-- Begin GIVEN DATA --

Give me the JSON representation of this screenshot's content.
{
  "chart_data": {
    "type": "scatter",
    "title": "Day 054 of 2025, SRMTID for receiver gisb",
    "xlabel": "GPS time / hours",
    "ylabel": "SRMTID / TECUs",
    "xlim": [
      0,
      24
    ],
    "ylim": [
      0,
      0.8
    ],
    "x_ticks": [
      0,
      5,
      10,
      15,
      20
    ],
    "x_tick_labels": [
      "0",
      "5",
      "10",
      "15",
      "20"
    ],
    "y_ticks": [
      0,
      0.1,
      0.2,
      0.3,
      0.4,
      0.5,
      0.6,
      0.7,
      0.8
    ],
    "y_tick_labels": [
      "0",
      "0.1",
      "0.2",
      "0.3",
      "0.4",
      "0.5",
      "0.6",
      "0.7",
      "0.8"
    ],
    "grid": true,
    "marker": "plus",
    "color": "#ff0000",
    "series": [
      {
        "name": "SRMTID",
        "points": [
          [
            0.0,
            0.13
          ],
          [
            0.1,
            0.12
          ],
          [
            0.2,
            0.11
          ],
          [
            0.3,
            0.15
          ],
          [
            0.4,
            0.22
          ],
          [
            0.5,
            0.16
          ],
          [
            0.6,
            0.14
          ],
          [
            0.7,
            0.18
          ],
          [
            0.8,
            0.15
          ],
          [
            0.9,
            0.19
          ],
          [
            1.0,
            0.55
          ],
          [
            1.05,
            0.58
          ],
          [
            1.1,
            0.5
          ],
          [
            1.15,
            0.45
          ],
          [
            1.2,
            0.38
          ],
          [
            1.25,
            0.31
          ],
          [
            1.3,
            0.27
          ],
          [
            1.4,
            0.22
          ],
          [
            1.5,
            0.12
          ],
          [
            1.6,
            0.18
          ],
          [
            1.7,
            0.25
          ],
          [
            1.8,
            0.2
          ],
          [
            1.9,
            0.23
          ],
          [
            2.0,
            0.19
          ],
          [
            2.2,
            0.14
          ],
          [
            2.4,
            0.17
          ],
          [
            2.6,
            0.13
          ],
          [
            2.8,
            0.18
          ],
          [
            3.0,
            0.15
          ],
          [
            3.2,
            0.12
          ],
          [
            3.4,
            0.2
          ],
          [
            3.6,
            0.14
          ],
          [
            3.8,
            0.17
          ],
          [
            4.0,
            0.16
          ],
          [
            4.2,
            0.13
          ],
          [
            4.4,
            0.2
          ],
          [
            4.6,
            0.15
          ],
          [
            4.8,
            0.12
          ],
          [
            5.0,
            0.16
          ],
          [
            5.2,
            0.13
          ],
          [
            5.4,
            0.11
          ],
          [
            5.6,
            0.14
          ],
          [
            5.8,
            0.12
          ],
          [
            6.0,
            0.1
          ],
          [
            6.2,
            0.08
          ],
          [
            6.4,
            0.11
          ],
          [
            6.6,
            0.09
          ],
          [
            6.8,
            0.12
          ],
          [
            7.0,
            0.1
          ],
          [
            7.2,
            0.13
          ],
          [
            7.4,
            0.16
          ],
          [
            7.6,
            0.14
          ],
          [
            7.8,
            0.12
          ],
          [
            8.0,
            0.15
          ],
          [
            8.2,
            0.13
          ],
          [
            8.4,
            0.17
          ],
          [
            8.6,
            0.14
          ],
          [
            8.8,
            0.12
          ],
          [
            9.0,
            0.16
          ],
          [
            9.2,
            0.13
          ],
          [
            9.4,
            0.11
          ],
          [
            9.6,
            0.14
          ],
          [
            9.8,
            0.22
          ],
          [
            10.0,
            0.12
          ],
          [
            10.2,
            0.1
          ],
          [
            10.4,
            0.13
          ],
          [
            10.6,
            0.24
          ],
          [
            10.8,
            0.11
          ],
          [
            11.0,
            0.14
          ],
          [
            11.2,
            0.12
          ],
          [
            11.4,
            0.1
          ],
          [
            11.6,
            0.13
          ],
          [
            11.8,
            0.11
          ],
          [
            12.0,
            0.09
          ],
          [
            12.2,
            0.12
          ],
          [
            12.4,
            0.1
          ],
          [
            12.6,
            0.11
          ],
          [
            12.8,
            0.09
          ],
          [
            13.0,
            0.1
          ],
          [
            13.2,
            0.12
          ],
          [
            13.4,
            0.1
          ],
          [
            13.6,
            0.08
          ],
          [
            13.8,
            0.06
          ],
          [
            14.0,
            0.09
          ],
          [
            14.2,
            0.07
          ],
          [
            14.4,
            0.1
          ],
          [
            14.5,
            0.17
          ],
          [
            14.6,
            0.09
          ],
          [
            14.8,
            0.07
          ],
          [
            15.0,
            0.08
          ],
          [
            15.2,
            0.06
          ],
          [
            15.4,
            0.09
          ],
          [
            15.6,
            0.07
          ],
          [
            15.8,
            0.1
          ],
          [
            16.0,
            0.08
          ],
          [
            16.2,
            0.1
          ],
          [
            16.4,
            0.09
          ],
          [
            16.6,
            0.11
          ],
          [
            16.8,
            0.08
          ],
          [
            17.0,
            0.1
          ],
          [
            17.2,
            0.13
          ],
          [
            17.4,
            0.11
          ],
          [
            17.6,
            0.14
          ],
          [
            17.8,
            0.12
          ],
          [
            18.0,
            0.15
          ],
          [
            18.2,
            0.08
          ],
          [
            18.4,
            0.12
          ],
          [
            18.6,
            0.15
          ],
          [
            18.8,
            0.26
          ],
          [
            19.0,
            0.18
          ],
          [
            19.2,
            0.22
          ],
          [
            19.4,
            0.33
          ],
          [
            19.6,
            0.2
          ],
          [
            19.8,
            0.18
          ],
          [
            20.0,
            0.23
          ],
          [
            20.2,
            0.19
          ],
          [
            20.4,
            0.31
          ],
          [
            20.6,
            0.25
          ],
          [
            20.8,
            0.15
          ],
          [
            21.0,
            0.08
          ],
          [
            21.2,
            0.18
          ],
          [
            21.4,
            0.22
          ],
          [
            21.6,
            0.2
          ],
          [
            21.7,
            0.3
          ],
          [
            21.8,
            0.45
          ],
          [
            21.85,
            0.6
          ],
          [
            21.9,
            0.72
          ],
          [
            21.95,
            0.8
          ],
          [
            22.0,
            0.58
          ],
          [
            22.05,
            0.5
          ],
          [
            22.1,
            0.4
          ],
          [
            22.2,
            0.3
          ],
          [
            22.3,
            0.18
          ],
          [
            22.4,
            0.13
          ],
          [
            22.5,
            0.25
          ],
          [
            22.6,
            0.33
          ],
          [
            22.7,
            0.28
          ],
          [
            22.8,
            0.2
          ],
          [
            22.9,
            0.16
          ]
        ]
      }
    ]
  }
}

-- End GIVEN DATA --

# PROMPT
Copy out all lines above that include the string "SRMTID".

# WRITTEN RESPONSE
    "title": "Day 054 of 2025, SRMTID for receiver gisb",
    "ylabel": "SRMTID / TECUs",
        "name": "SRMTID",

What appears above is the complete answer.